* **SELECTION**
━━━━━━━━━━━━━━━━━━━━━━━━━━━━━━

Adams' first single, 'Let Me Take You Dancing,'
was a disco hit in 1979, and was followed by the
albums (for A & M) Bryan Adams (SP-4800) in 1980
and You Want It - You Got It (SP-4864) in 1981.
Of his other early singles, 'Fits Ya Good' was
popular in 1982. With the release of Cuts Like
a Knife (SP-4919) in 1983, Adams' popularity soared
dramatically. The singles 'Cuts Like a Knife,'
'Straight from the Heart,' and 'This Time' were
all international hits in 1983, followed 1984-6
by 'Run to You,' 'Somebody,' 'Heaven,' 'Summer
of 69,' 'One Night Love Affair,' and 'It's Only
Love' (a duet with Tina Turner), all from Reckless
(SP-5013). A fifth album, Into the Fire (SP-3907),
issued in 1987, included the lesser hits 'Heat
of the Night,' 'Heart's on Fire,' and 'Victim
of Love.'
Adams' performing career followed in successive
steps, taking him from clubs across Canada in
1980 to opening spots on Canadian and US tours
with Loverboy, Foreigner, Journey, and others
by 1983. By 1985, he had headline status at North
American arenas and stadiums (eg, at Vancouver's
Pacific Coliseum, New York's Madison Square Garden,
and the CNE's Exhibition Stadium). He made his
first European tour (opening for Tina Turner)

━━━━━━━━━━━━━━━━━━━━━━━━━━━━━━

* **EXTRACTED MATERIAL**

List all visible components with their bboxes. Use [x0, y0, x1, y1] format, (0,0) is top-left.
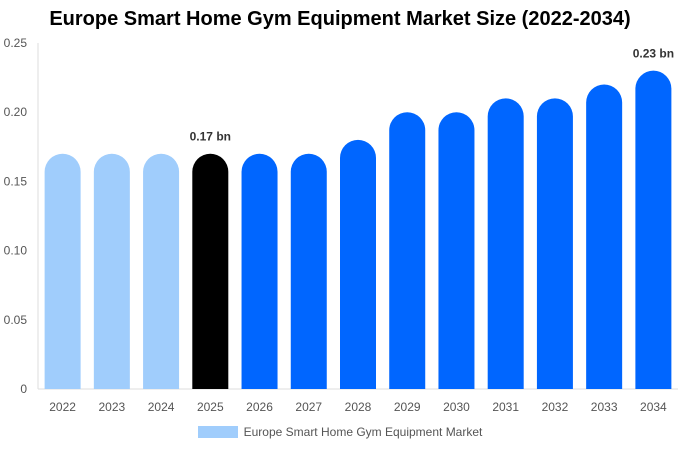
y-tick-label: 0.25	[4, 36, 28, 50]
data-label: 0.23 bn	[633, 47, 674, 61]
x-tick-label: 2030	[443, 400, 470, 414]
legend: Europe Smart Home Gym Equipment Market	[0, 425, 680, 439]
y-tick-label: 0.20	[4, 105, 28, 119]
chart-title: Europe Smart Home Gym Equipment Market S…	[49, 8, 631, 30]
bar-2023	[93, 153, 130, 389]
y-tick-label: 0.05	[4, 313, 28, 327]
bar-2022	[44, 153, 81, 389]
x-tick-label: 2024	[148, 400, 175, 414]
bar-2033	[586, 84, 623, 390]
x-tick-label: 2029	[394, 400, 421, 414]
bar-2032	[536, 98, 573, 390]
bar-2027	[290, 153, 327, 389]
legend-label: Europe Smart Home Gym Equipment Market	[243, 425, 483, 439]
y-tick-label: 0	[20, 382, 27, 396]
x-tick-label: 2033	[591, 400, 618, 414]
bar-2028	[340, 139, 376, 389]
data-label: 0.17 bn	[190, 130, 231, 144]
x-tick-label: 2034	[640, 400, 667, 414]
x-tick-label: 2022	[49, 400, 76, 414]
x-tick-label: 2023	[98, 400, 125, 414]
x-tick-label: 2026	[246, 400, 273, 414]
x-tick-label: 2025	[197, 400, 224, 414]
x-tick-label: 2032	[542, 400, 569, 414]
bar-2025	[192, 153, 229, 389]
legend-swatch	[197, 426, 238, 438]
bar-2030	[438, 112, 475, 389]
x-tick-label: 2027	[295, 400, 322, 414]
x-tick-label: 2031	[492, 400, 519, 414]
bar-2031	[487, 98, 524, 390]
y-tick-label: 0.10	[4, 244, 28, 258]
x-tick-label: 2028	[345, 400, 372, 414]
bar-2024	[143, 153, 180, 389]
bar-2029	[389, 112, 426, 389]
bar-2026	[241, 153, 278, 389]
y-tick-label: 0.15	[4, 174, 28, 188]
bar-2034	[635, 70, 672, 390]
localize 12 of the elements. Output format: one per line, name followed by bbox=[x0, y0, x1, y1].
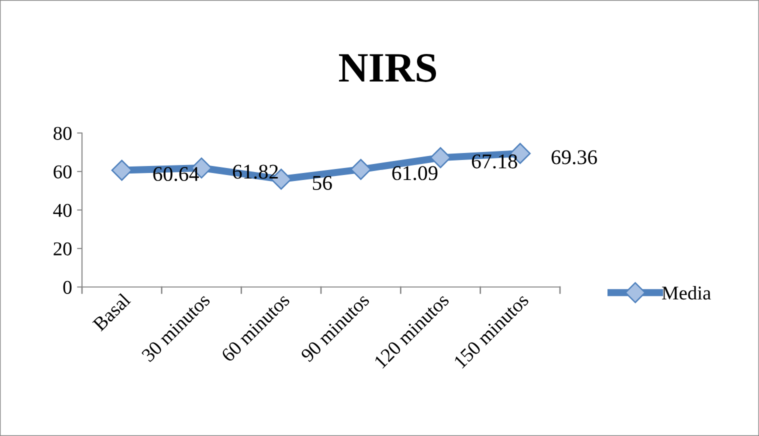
y-tick-label: 20 bbox=[54, 242, 72, 256]
y-tick-label: 0 bbox=[63, 280, 72, 294]
chart-title: NIRS bbox=[339, 54, 436, 82]
data-label: 56 bbox=[312, 176, 332, 190]
point bbox=[111, 160, 132, 181]
y-tick-label: 40 bbox=[53, 204, 72, 217]
point bbox=[350, 158, 372, 180]
data-label: 67.18 bbox=[472, 154, 518, 169]
data-label: 61.09 bbox=[392, 166, 438, 180]
data-label: 69.36 bbox=[552, 150, 597, 164]
y-tick-label: 60 bbox=[54, 165, 72, 178]
y-tick-label: 80 bbox=[54, 126, 72, 140]
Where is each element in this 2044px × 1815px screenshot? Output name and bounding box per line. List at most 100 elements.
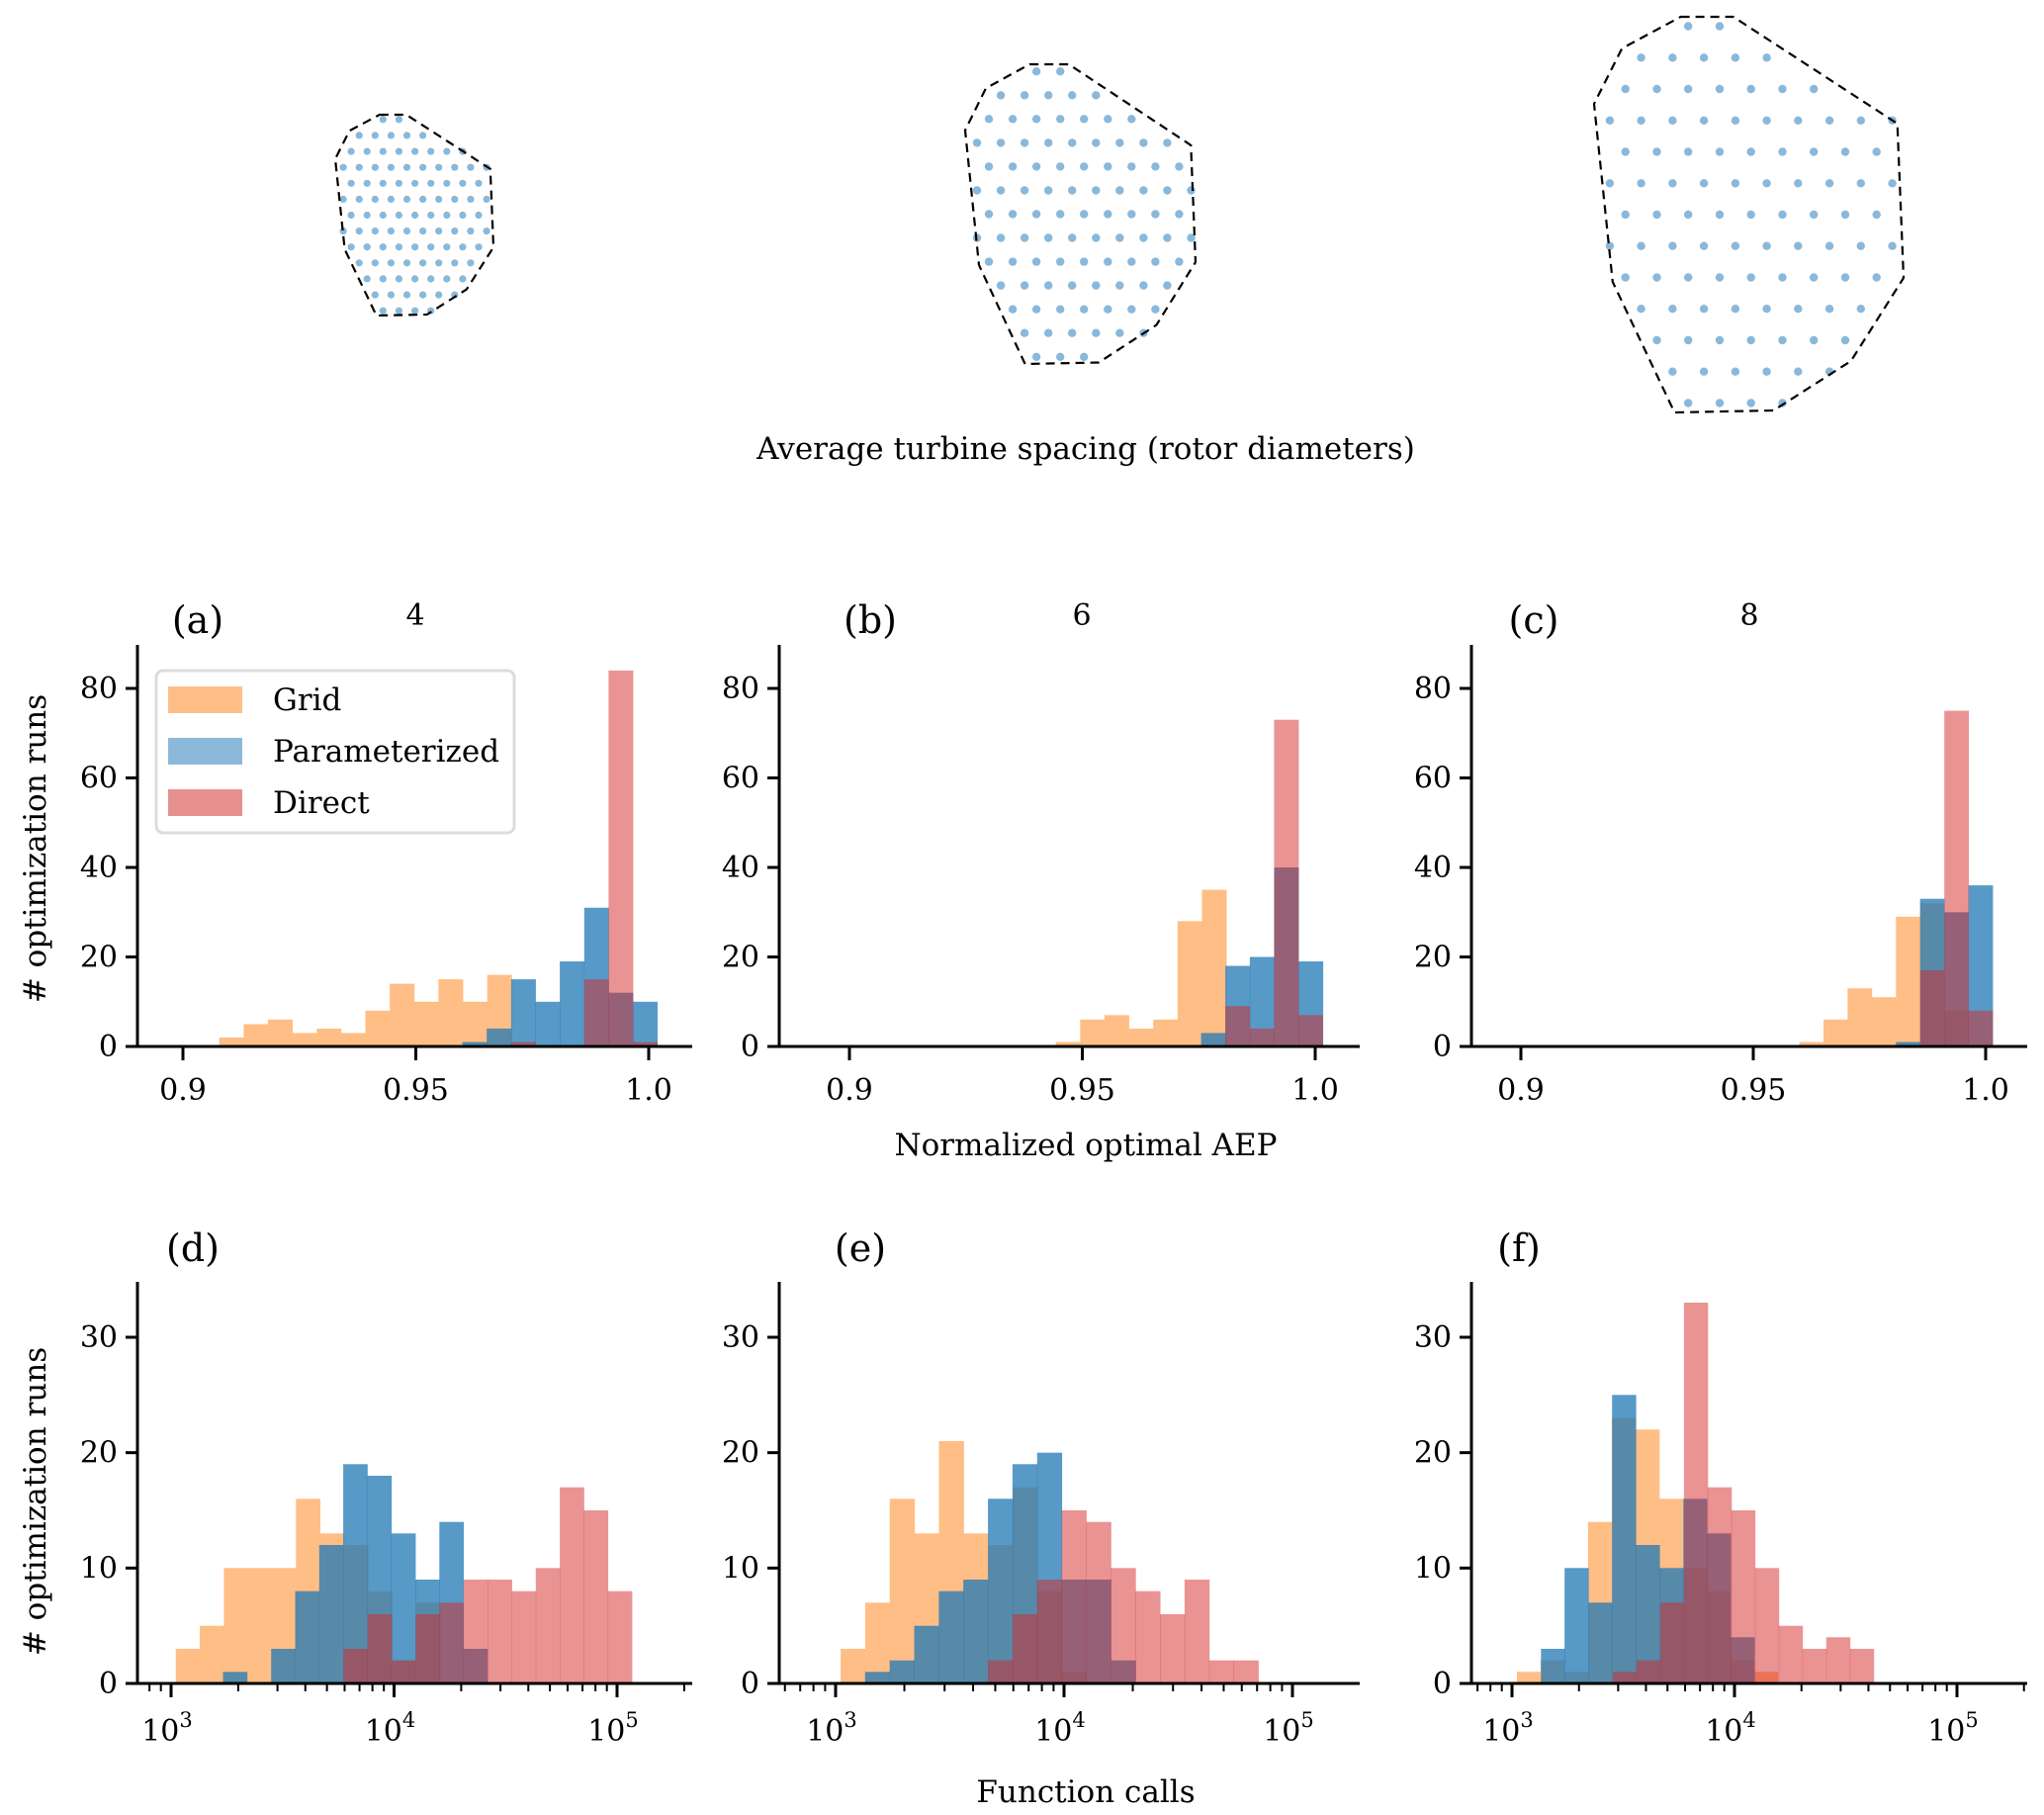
- turbine-dot: [1652, 273, 1661, 282]
- turbine-dot: [1127, 162, 1136, 171]
- histogram-bar-direct: [367, 1614, 393, 1683]
- turbine-dot: [371, 259, 379, 267]
- turbine-dot: [1115, 328, 1124, 337]
- histogram-bar-direct: [633, 1042, 658, 1046]
- turbine-dot: [1731, 305, 1740, 314]
- turbine-dot: [363, 243, 371, 251]
- histogram-bar-direct: [511, 1590, 537, 1683]
- turbine-dot: [1668, 305, 1677, 314]
- x-tick-label: 105: [587, 1708, 639, 1749]
- histogram-bar-direct: [1184, 1580, 1210, 1683]
- turbine-dot: [1668, 367, 1677, 376]
- histogram-bar-direct: [1849, 1649, 1875, 1683]
- turbine-dot: [1810, 335, 1819, 345]
- turbine-dot: [371, 163, 379, 171]
- turbine-dot: [411, 211, 419, 220]
- turbine-dot: [379, 307, 387, 315]
- histogram-bar-direct: [1707, 1487, 1733, 1683]
- histogram-bar-parameterized: [1612, 1395, 1637, 1683]
- legend-frame: [154, 669, 516, 835]
- turbine-dot: [984, 115, 994, 124]
- turbine-dot: [483, 195, 490, 203]
- turbine-dot: [395, 211, 402, 220]
- histogram-bar-direct: [1249, 1028, 1275, 1046]
- turbine-dot: [1840, 335, 1850, 345]
- histogram-bar-grid: [247, 1568, 273, 1683]
- histogram-bar-parameterized: [914, 1625, 939, 1683]
- turbine-dot: [1810, 210, 1819, 220]
- y-tick-label: 40: [80, 851, 118, 885]
- histogram-bar-direct: [1944, 710, 1969, 1046]
- turbine-dot: [1715, 399, 1725, 408]
- histogram-bar-parameterized: [988, 1498, 1014, 1683]
- x-tick-label: 103: [806, 1708, 857, 1749]
- histogram-bar-grid: [219, 1038, 244, 1047]
- turbine-dot: [1684, 399, 1693, 408]
- turbine-dot: [427, 211, 435, 220]
- turbine-dot: [1068, 328, 1077, 337]
- turbine-dot: [339, 195, 347, 203]
- histogram-bar-grid: [175, 1649, 201, 1683]
- turbine-dot: [1127, 257, 1136, 266]
- turbine-dot: [1794, 241, 1803, 250]
- y-tick-label: 30: [722, 1320, 759, 1355]
- turbine-dot: [339, 227, 347, 235]
- turbine-dot: [1762, 53, 1771, 62]
- turbine-dot: [1115, 138, 1124, 147]
- turbine-dot: [395, 147, 402, 155]
- histogram-bar-direct: [1274, 719, 1299, 1046]
- turbine-dot: [1794, 116, 1803, 126]
- turbine-dot: [1031, 257, 1041, 266]
- turbine-dot: [1080, 305, 1089, 314]
- turbine-dot: [347, 243, 355, 251]
- turbine-dot: [1824, 116, 1834, 126]
- turbine-dot: [1856, 179, 1866, 188]
- turbine-dot: [1056, 67, 1065, 76]
- histogram-bar-grid: [365, 1010, 391, 1046]
- histogram-bar-direct: [1160, 1614, 1186, 1683]
- histogram-bar-parameterized: [1896, 1042, 1921, 1046]
- turbine-dot: [1104, 257, 1112, 266]
- farm-boundary: [1592, 15, 1906, 414]
- histogram-bar-direct: [1683, 1303, 1709, 1683]
- histogram-bar-direct: [1208, 1660, 1235, 1683]
- turbine-dot: [402, 195, 411, 203]
- turbine-dot: [355, 227, 363, 235]
- histogram-bar-grid: [1871, 997, 1897, 1046]
- histogram-bar-direct: [415, 1614, 440, 1683]
- y-tick-label: 20: [1414, 1436, 1452, 1471]
- series-direct: [343, 1487, 633, 1683]
- turbine-dot: [1031, 67, 1041, 76]
- turbine-dot: [1008, 210, 1018, 219]
- turbine-dot: [1139, 233, 1148, 242]
- turbine-dot: [467, 259, 475, 267]
- turbine-dot: [1778, 273, 1787, 282]
- turbine-dot: [1020, 281, 1029, 290]
- y-tick-label: 10: [1414, 1551, 1452, 1586]
- turbine-dot: [1621, 273, 1630, 282]
- turbine-dot: [411, 179, 419, 187]
- turbine-dot: [1080, 210, 1089, 219]
- x-tick-label: 0.95: [1721, 1073, 1787, 1108]
- histogram-bar-parameterized: [487, 1028, 512, 1046]
- turbine-dot: [1715, 335, 1725, 345]
- histogram-bar-grid: [1055, 1042, 1081, 1046]
- y-tick-label: 40: [1414, 851, 1452, 885]
- x-tick-label: 0.9: [1497, 1073, 1545, 1108]
- turbine-dot: [1684, 22, 1693, 31]
- turbine-dot: [387, 259, 395, 267]
- turbine-dot: [1778, 84, 1787, 94]
- turbine-dot: [1175, 162, 1184, 171]
- turbine-dot: [1715, 22, 1725, 31]
- histogram-bar-direct: [1612, 1672, 1638, 1683]
- turbine-dot: [1139, 186, 1148, 195]
- turbine-dot: [1840, 147, 1850, 156]
- turbine-dot: [459, 179, 467, 187]
- turbine-dot: [1163, 281, 1172, 290]
- histogram-bar-parameterized: [271, 1649, 296, 1683]
- turbine-dot: [1151, 257, 1160, 266]
- turbine-dot: [1668, 53, 1677, 62]
- turbine-dot: [1715, 147, 1725, 156]
- histogram-bar-direct: [535, 1568, 561, 1683]
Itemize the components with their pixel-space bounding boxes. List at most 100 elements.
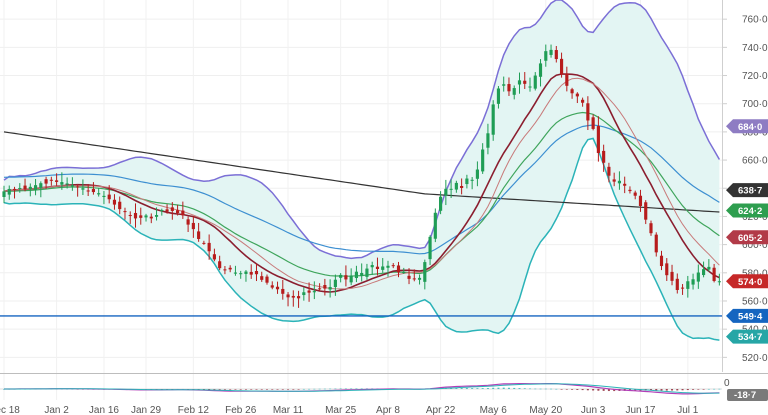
price-tag-bg: [726, 183, 768, 198]
candle: [244, 270, 248, 282]
x-tick-label: Jan 16: [89, 405, 119, 415]
candle: [133, 203, 138, 228]
macd-bar: [686, 389, 689, 391]
candle: [339, 273, 343, 283]
candle-body: [559, 58, 564, 75]
candle: [607, 162, 611, 183]
candle-body: [49, 179, 53, 181]
macd-bar: [271, 389, 274, 390]
candle: [554, 46, 558, 63]
candle: [412, 269, 416, 282]
candle-body: [344, 275, 348, 280]
candle: [265, 274, 269, 285]
price-tag-label: 574·0: [738, 277, 762, 288]
candle-body: [318, 288, 322, 290]
candle: [118, 196, 122, 215]
candle-body: [265, 276, 269, 283]
candle-body: [176, 210, 180, 214]
candle-body: [386, 265, 390, 268]
candle: [165, 204, 169, 214]
candle: [659, 250, 664, 271]
candle: [623, 176, 627, 194]
candle: [344, 265, 348, 287]
candle: [97, 187, 101, 197]
candle-body: [628, 189, 632, 192]
macd-bar: [576, 389, 579, 390]
candle-body: [28, 186, 32, 190]
candle-body: [207, 242, 211, 252]
band-lower-line: [3, 137, 720, 341]
price-tag-bg: [726, 119, 768, 134]
candle-body: [454, 182, 458, 190]
macd-bar: [460, 387, 463, 389]
candle: [665, 258, 669, 281]
price-tag-label: 534·7: [738, 332, 762, 343]
candle: [28, 183, 32, 197]
candle: [575, 92, 579, 104]
candle-body: [23, 185, 27, 190]
macd-bar: [486, 388, 489, 389]
macd-bar: [523, 388, 526, 389]
macd-bar: [502, 387, 505, 389]
candle: [586, 96, 590, 131]
macd-bar: [218, 389, 221, 390]
macd-bar: [649, 389, 652, 391]
candle: [617, 171, 622, 190]
macd-bar: [602, 389, 605, 391]
candle: [144, 213, 148, 222]
candle-body: [617, 180, 622, 184]
macd-bar: [607, 389, 610, 392]
candle-body: [312, 291, 316, 293]
candle-body: [391, 265, 395, 267]
macd-bar: [518, 388, 521, 389]
candle-body: [538, 63, 543, 77]
x-tick-label: Apr 8: [376, 405, 400, 415]
macd-bar: [255, 389, 258, 390]
candle-body: [607, 166, 611, 176]
candle: [70, 177, 74, 191]
candle: [176, 204, 180, 216]
candle-body: [55, 180, 59, 182]
candle: [65, 177, 69, 189]
candle-body: [12, 188, 17, 190]
candle-body: [465, 178, 469, 185]
candle-body: [191, 222, 195, 230]
candle-body: [670, 271, 674, 281]
candle: [612, 172, 616, 187]
y-tick-label: 740·0: [742, 43, 768, 54]
price-tag-bg: [726, 230, 768, 245]
candle: [55, 173, 59, 186]
candle: [381, 258, 385, 273]
x-tick-label: Feb 12: [178, 405, 210, 415]
candle: [512, 85, 516, 100]
candle: [197, 222, 201, 242]
candle-body: [565, 73, 569, 86]
candle-body: [623, 183, 627, 186]
macd-bar: [313, 388, 316, 390]
candle: [581, 97, 585, 107]
candle-body: [581, 99, 585, 103]
macd-bar: [281, 389, 284, 390]
candle-body: [18, 187, 22, 189]
macd-bar: [713, 388, 716, 390]
candle-body: [70, 185, 74, 187]
candle: [254, 263, 259, 282]
candle-body: [249, 271, 253, 275]
candle-body: [365, 268, 369, 277]
candle-body: [407, 275, 411, 279]
candle-body: [633, 192, 637, 196]
candle: [396, 261, 401, 278]
macd-bar: [318, 388, 321, 390]
candle-body: [160, 210, 164, 212]
macd-bar: [529, 388, 532, 390]
candle-body: [702, 269, 706, 276]
candle: [281, 279, 285, 300]
candle-body: [412, 278, 416, 280]
ma-pink-line: [3, 77, 720, 290]
candle: [644, 200, 648, 225]
candle-body: [228, 267, 232, 270]
ma-red-line: [3, 73, 720, 293]
candle-body: [123, 211, 127, 213]
price-tag: 638·7: [726, 183, 768, 198]
candle-body: [186, 219, 190, 225]
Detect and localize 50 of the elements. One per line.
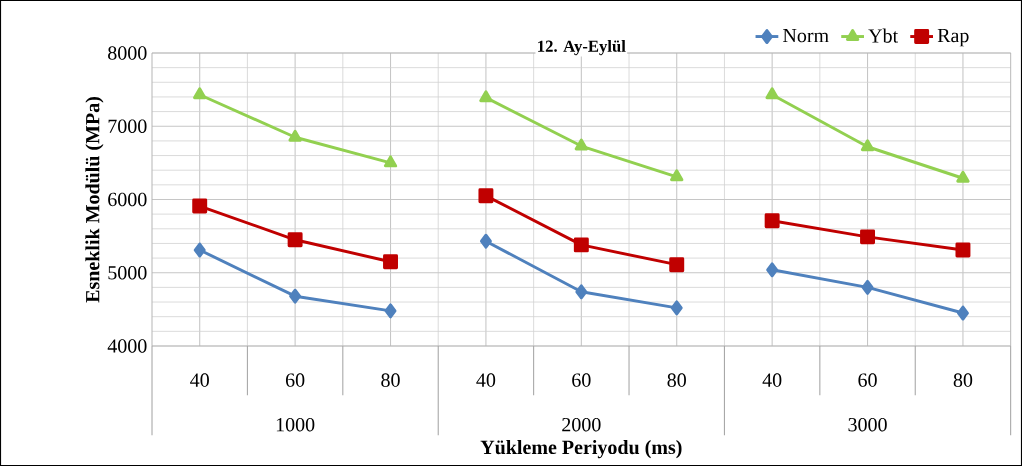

━━━━━━━━━━━━━━━━━━━━━━━━━━━━━━

In the passage on Bryan Adams' early career, rewrite the stretch from "Adams' first single, 'Let" through "(SP-4864) in 1981." and swap "disco" for "dance".

* **RESULT BELOW**
Adams' first single, 'Let Me Take You Dancing,'
was a dance hit in 1979, and was followed by the
albums (for A & M) Bryan Adams (SP-4800) in 1980
and You Want It - You Got It (SP-4864) in 1981.